INSTRUCTION → Identify all lines in the data containing the string "necessary". Copy them out.

---------- INPUT ROWS

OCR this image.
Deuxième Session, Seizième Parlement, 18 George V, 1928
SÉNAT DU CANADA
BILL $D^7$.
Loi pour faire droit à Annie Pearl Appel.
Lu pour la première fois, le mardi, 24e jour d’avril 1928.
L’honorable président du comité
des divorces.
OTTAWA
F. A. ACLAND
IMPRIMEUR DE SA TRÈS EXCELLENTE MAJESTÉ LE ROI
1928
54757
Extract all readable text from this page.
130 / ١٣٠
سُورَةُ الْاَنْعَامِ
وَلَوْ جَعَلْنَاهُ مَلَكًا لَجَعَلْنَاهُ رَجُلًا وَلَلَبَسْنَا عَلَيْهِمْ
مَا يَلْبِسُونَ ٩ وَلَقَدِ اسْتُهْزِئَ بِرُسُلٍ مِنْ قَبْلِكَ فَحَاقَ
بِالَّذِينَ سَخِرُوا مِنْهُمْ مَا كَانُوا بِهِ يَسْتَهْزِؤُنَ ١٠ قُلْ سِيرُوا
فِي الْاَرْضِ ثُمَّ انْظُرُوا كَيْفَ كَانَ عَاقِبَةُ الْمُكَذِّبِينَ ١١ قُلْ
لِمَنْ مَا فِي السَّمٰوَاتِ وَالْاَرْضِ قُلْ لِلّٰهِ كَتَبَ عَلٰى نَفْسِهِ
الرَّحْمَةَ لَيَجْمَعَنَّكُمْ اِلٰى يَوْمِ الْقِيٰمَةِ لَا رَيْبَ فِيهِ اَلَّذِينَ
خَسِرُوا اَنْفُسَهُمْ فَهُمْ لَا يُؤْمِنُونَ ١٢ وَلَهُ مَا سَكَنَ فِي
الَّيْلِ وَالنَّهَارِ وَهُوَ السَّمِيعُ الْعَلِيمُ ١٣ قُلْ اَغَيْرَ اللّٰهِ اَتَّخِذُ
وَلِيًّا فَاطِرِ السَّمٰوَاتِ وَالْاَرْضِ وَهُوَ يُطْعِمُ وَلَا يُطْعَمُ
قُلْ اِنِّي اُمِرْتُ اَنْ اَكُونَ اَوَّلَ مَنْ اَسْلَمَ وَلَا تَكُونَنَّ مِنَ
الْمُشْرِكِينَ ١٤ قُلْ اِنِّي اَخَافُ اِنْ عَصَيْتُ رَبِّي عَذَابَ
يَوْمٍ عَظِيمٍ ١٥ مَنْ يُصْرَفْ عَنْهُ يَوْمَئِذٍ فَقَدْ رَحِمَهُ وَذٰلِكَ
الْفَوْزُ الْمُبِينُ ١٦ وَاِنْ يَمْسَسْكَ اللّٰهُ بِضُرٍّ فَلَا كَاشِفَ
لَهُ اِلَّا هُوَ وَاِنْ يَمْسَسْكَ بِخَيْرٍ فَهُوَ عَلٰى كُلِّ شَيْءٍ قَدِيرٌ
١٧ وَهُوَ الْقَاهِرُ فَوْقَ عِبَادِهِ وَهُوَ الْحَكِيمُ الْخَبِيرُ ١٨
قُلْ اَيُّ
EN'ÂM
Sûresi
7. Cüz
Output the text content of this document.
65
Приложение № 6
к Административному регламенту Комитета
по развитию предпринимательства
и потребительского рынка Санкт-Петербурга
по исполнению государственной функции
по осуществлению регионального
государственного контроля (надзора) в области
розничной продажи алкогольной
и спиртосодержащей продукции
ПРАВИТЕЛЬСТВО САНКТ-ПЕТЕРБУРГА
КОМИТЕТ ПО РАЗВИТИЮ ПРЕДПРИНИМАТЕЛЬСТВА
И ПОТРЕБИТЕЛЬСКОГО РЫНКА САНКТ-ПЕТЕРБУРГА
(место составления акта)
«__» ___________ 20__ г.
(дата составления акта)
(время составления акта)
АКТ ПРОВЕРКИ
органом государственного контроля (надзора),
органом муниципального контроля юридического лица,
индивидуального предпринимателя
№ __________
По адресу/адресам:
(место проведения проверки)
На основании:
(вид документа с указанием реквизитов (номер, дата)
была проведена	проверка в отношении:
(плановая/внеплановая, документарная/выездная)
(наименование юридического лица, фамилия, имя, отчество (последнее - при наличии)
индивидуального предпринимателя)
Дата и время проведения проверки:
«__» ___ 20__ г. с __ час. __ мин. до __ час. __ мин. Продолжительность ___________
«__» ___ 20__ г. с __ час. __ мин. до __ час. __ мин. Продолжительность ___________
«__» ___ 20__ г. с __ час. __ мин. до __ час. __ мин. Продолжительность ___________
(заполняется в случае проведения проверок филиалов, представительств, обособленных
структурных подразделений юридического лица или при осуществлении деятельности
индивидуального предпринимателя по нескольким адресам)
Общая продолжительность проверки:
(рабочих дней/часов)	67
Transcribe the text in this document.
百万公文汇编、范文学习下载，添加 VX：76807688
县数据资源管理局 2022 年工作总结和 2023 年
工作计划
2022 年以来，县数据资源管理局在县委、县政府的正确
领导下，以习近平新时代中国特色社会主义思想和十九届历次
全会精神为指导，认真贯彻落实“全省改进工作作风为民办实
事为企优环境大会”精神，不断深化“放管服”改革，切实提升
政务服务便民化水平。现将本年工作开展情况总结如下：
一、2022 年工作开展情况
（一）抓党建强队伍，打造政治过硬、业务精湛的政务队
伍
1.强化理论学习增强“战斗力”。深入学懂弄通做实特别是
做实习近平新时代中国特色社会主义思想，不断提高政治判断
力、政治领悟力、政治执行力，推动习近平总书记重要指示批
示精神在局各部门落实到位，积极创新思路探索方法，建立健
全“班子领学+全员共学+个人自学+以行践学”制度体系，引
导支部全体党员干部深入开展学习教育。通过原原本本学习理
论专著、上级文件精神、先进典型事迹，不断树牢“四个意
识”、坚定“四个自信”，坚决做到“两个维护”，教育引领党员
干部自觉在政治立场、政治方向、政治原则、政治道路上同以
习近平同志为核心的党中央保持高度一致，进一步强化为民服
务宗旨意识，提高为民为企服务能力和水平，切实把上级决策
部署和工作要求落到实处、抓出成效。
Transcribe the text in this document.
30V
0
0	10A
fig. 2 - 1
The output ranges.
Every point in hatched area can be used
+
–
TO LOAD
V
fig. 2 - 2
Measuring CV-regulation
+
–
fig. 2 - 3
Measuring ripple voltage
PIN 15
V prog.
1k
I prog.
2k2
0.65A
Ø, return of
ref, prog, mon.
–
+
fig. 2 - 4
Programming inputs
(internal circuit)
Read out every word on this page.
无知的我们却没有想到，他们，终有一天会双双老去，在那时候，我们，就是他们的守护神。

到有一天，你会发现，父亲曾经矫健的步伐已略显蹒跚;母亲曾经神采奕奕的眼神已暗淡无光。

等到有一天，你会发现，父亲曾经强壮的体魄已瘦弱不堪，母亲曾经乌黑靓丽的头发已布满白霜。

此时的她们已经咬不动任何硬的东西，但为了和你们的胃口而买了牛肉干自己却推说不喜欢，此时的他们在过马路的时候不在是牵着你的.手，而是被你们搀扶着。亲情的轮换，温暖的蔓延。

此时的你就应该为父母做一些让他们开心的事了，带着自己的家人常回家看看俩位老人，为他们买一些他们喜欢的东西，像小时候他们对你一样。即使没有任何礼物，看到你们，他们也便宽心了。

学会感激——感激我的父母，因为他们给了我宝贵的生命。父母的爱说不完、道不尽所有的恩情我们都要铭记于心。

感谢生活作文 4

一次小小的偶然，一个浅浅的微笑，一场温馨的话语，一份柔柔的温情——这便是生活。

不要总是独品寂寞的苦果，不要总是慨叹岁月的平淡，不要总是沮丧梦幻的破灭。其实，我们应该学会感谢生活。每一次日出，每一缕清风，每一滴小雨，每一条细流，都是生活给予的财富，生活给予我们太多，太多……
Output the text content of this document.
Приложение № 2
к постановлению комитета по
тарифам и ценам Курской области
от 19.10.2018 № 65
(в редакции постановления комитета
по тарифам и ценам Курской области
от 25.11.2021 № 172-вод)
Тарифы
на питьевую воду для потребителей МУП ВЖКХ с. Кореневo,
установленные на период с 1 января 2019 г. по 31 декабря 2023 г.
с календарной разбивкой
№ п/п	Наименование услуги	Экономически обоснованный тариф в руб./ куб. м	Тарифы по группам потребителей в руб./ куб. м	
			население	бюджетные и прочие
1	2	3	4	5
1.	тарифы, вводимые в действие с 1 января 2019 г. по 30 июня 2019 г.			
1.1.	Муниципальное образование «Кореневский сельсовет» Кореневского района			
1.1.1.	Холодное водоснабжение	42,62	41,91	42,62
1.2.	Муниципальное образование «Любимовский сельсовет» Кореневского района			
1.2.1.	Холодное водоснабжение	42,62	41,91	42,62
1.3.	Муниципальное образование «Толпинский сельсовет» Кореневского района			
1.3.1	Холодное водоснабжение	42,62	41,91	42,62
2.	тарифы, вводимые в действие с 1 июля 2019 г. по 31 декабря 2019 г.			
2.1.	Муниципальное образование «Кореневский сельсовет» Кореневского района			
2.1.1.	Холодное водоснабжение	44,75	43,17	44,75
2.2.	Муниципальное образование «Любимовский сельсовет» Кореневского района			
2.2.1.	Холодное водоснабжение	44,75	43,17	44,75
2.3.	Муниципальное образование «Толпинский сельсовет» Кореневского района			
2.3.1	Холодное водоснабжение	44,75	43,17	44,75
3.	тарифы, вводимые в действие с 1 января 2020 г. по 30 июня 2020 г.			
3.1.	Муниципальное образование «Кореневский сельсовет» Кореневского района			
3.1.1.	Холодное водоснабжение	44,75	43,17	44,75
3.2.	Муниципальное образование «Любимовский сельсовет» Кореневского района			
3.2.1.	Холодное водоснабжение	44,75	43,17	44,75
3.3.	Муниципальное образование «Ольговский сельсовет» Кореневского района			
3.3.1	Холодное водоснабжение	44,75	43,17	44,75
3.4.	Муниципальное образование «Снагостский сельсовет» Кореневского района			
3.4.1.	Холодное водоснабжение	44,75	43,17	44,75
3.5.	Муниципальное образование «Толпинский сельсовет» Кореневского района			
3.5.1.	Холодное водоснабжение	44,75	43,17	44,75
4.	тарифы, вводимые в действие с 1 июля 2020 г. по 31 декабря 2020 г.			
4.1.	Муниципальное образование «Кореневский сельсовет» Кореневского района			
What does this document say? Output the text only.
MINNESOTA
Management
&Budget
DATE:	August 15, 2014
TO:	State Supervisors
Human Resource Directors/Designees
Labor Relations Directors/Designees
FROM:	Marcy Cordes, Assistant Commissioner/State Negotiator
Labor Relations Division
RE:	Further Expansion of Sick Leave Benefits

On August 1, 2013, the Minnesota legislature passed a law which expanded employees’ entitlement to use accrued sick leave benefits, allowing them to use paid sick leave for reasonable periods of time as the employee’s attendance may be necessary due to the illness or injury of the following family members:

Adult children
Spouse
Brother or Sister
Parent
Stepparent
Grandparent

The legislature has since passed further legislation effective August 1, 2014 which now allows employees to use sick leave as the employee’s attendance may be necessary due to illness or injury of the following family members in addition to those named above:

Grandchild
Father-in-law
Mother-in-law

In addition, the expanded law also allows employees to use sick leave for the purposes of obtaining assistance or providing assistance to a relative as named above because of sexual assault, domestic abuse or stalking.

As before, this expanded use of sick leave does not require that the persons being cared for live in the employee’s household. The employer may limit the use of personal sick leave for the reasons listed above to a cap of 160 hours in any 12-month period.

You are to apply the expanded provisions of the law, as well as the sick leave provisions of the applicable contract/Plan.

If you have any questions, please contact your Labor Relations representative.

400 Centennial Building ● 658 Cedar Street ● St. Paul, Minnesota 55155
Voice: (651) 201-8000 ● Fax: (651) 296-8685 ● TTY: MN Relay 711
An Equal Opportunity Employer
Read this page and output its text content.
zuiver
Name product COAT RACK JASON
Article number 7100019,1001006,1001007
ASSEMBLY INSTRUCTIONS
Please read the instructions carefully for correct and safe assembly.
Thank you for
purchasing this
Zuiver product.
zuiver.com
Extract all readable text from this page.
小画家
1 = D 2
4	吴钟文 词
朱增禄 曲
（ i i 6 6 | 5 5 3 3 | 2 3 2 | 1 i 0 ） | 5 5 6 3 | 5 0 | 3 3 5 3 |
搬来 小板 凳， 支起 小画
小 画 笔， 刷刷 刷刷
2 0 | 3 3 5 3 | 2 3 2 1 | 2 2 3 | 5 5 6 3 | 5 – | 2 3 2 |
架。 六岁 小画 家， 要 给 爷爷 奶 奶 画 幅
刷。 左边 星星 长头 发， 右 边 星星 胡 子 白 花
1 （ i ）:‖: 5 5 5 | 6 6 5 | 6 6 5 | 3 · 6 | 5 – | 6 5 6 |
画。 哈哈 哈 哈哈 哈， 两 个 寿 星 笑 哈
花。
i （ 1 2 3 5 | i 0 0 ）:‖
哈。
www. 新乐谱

--------------------

THE COMPLETED TASK →
On August 1, 2013, the Minnesota legislature passed a law which expanded employees’ entitlement to use accrued sick leave benefits, allowing them to use paid sick leave for reasonable periods of time as the employee’s attendance may be necessary due to the illness or injury of the following family members:
The legislature has since passed further legislation effective August 1, 2014 which now allows employees to use sick leave as the employee’s attendance may be necessary due to illness or injury of the following family members in addition to those named above:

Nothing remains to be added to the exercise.